• [TASK INSTRUCTIONS]: Nothing should be left out: output all of the entries exactly.

start ENTRIES SHOWN

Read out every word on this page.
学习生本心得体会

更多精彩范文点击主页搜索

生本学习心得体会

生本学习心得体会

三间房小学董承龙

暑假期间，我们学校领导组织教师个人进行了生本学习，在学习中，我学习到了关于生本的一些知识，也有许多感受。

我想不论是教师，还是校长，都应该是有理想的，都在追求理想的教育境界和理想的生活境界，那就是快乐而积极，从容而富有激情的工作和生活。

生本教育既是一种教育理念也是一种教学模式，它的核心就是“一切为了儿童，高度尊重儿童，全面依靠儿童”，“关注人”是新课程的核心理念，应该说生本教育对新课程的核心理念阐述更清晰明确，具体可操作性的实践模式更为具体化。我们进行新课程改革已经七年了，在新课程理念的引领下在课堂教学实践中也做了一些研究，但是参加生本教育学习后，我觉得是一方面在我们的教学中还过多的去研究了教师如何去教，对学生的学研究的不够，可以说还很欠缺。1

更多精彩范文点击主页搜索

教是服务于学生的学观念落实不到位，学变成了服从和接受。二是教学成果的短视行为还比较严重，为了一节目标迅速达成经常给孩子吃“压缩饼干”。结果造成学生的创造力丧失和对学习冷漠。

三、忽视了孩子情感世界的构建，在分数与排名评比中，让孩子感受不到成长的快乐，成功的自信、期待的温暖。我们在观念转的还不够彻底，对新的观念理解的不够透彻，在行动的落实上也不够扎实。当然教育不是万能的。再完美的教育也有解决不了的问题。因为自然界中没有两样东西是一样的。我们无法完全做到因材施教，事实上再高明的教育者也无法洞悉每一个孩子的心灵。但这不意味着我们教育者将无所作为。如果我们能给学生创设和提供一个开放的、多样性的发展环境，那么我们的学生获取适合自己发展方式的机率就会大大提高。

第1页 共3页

end ENTRIES SHOWN

• [WRITTEN ANSWER]:
Read out every word on this page.
学习生本心得体会

更多精彩范文点击主页搜索

生本学习心得体会

生本学习心得体会

三间房小学董承龙

暑假期间，我们学校领导组织教师个人进行了生本学习，在学习中，我学习到了关于生本的一些知识，也有许多感受。

我想不论是教师，还是校长，都应该是有理想的，都在追求理想的教育境界和理想的生活境界，那就是快乐而积极，从容而富有激情的工作和生活。

生本教育既是一种教育理念也是一种教学模式，它的核心就是“一切为了儿童，高度尊重儿童，全面依靠儿童”，“关注人”是新课程的核心理念，应该说生本教育对新课程的核心理念阐述更清晰明确，具体可操作性的实践模式更为具体化。我们进行新课程改革已经七年了，在新课程理念的引领下在课堂教学实践中也做了一些研究，但是参加生本教育学习后，我觉得是一方面在我们的教学中还过多的去研究了教师如何去教，对学生的学研究的不够，可以说还很欠缺。1

更多精彩范文点击主页搜索

教是服务于学生的学观念落实不到位，学变成了服从和接受。二是教学成果的短视行为还比较严重，为了一节目标迅速达成经常给孩子吃“压缩饼干”。结果造成学生的创造力丧失和对学习冷漠。

三、忽视了孩子情感世界的构建，在分数与排名评比中，让孩子感受不到成长的快乐，成功的自信、期待的温暖。我们在观念转的还不够彻底，对新的观念理解的不够透彻，在行动的落实上也不够扎实。当然教育不是万能的。再完美的教育也有解决不了的问题。因为自然界中没有两样东西是一样的。我们无法完全做到因材施教，事实上再高明的教育者也无法洞悉每一个孩子的心灵。但这不意味着我们教育者将无所作为。如果我们能给学生创设和提供一个开放的、多样性的发展环境，那么我们的学生获取适合自己发展方式的机率就会大大提高。

第1页 共3页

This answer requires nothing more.